_RAW RECORDS_:
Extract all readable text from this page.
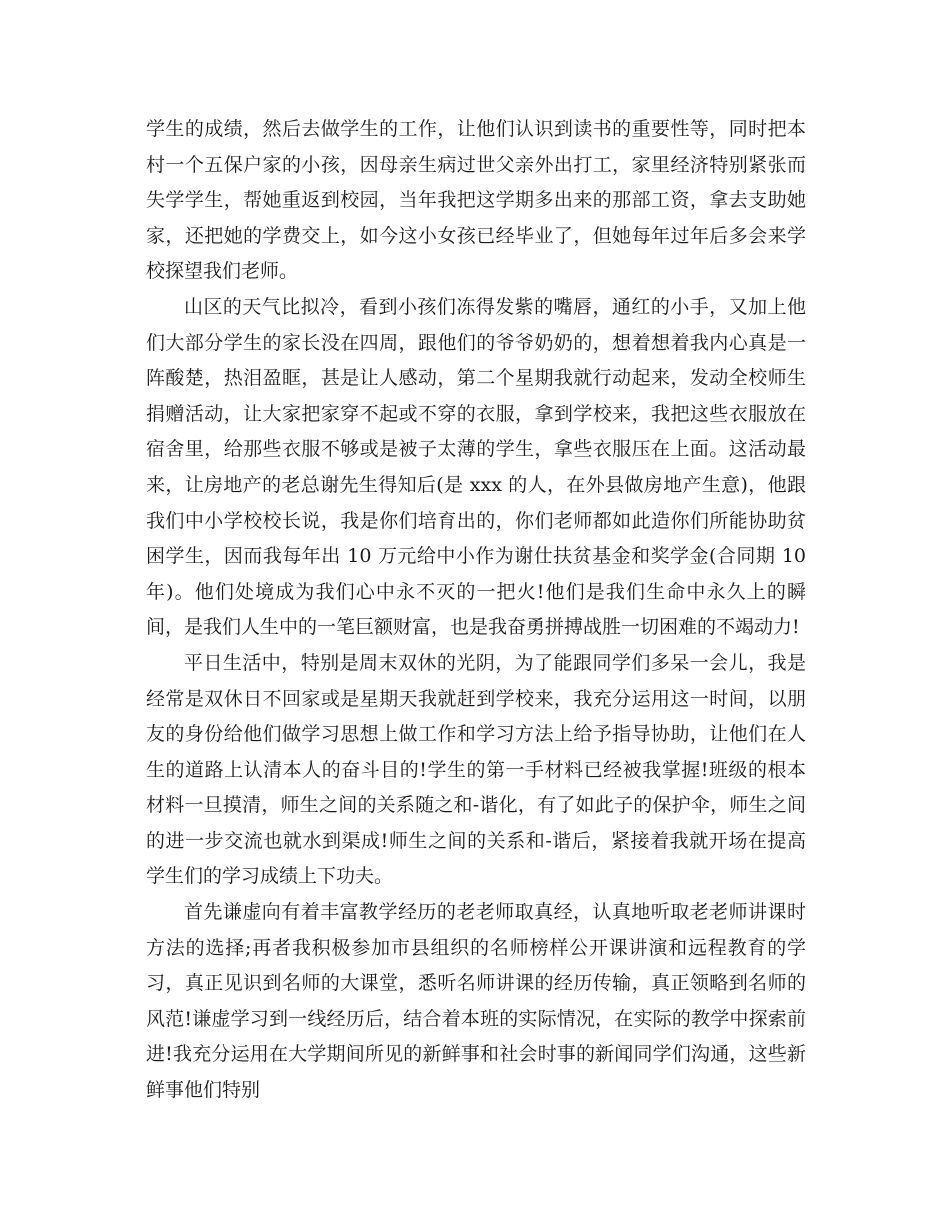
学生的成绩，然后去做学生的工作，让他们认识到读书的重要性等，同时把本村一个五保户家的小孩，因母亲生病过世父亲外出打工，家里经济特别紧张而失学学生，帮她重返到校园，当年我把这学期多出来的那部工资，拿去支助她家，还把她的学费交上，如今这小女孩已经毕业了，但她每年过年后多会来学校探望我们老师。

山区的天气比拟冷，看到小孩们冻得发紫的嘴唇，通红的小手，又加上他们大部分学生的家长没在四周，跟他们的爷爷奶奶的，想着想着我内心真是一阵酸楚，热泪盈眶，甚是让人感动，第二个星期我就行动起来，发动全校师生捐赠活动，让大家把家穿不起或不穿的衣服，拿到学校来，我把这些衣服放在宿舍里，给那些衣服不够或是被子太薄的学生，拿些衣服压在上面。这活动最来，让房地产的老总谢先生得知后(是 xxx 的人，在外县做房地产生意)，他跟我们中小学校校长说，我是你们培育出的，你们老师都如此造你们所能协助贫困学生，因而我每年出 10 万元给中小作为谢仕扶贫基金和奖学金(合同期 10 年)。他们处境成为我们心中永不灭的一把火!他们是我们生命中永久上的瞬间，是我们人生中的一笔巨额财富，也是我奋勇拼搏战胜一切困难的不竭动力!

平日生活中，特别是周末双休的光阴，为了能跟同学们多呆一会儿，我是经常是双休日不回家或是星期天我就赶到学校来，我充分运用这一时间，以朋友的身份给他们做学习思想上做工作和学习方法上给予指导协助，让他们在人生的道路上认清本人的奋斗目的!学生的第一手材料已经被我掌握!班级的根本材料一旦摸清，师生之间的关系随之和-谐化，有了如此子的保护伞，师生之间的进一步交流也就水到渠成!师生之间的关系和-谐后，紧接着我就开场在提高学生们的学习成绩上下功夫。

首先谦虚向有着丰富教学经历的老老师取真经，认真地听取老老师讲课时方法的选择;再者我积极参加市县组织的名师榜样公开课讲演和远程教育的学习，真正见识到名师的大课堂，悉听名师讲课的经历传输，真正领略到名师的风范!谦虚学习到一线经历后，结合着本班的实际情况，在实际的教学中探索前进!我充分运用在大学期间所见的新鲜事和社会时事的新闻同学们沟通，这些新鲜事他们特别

_TASK OBJECTIVE_:
The pictures should not appear in the copy; every other part of the records above must be returned exactly.

_OUTPUT BELOW_:
Extract all readable text from this page.
学生的成绩，然后去做学生的工作，让他们认识到读书的重要性等，同时把本村一个五保户家的小孩，因母亲生病过世父亲外出打工，家里经济特别紧张而失学学生，帮她重返到校园，当年我把这学期多出来的那部工资，拿去支助她家，还把她的学费交上，如今这小女孩已经毕业了，但她每年过年后多会来学校探望我们老师。

山区的天气比拟冷，看到小孩们冻得发紫的嘴唇，通红的小手，又加上他们大部分学生的家长没在四周，跟他们的爷爷奶奶的，想着想着我内心真是一阵酸楚，热泪盈眶，甚是让人感动，第二个星期我就行动起来，发动全校师生捐赠活动，让大家把家穿不起或不穿的衣服，拿到学校来，我把这些衣服放在宿舍里，给那些衣服不够或是被子太薄的学生，拿些衣服压在上面。这活动最来，让房地产的老总谢先生得知后(是 xxx 的人，在外县做房地产生意)，他跟我们中小学校校长说，我是你们培育出的，你们老师都如此造你们所能协助贫困学生，因而我每年出 10 万元给中小作为谢仕扶贫基金和奖学金(合同期 10 年)。他们处境成为我们心中永不灭的一把火!他们是我们生命中永久上的瞬间，是我们人生中的一笔巨额财富，也是我奋勇拼搏战胜一切困难的不竭动力!

平日生活中，特别是周末双休的光阴，为了能跟同学们多呆一会儿，我是经常是双休日不回家或是星期天我就赶到学校来，我充分运用这一时间，以朋友的身份给他们做学习思想上做工作和学习方法上给予指导协助，让他们在人生的道路上认清本人的奋斗目的!学生的第一手材料已经被我掌握!班级的根本材料一旦摸清，师生之间的关系随之和-谐化，有了如此子的保护伞，师生之间的进一步交流也就水到渠成!师生之间的关系和-谐后，紧接着我就开场在提高学生们的学习成绩上下功夫。

首先谦虚向有着丰富教学经历的老老师取真经，认真地听取老老师讲课时方法的选择;再者我积极参加市县组织的名师榜样公开课讲演和远程教育的学习，真正见识到名师的大课堂，悉听名师讲课的经历传输，真正领略到名师的风范!谦虚学习到一线经历后，结合着本班的实际情况，在实际的教学中探索前进!我充分运用在大学期间所见的新鲜事和社会时事的新闻同学们沟通，这些新鲜事他们特别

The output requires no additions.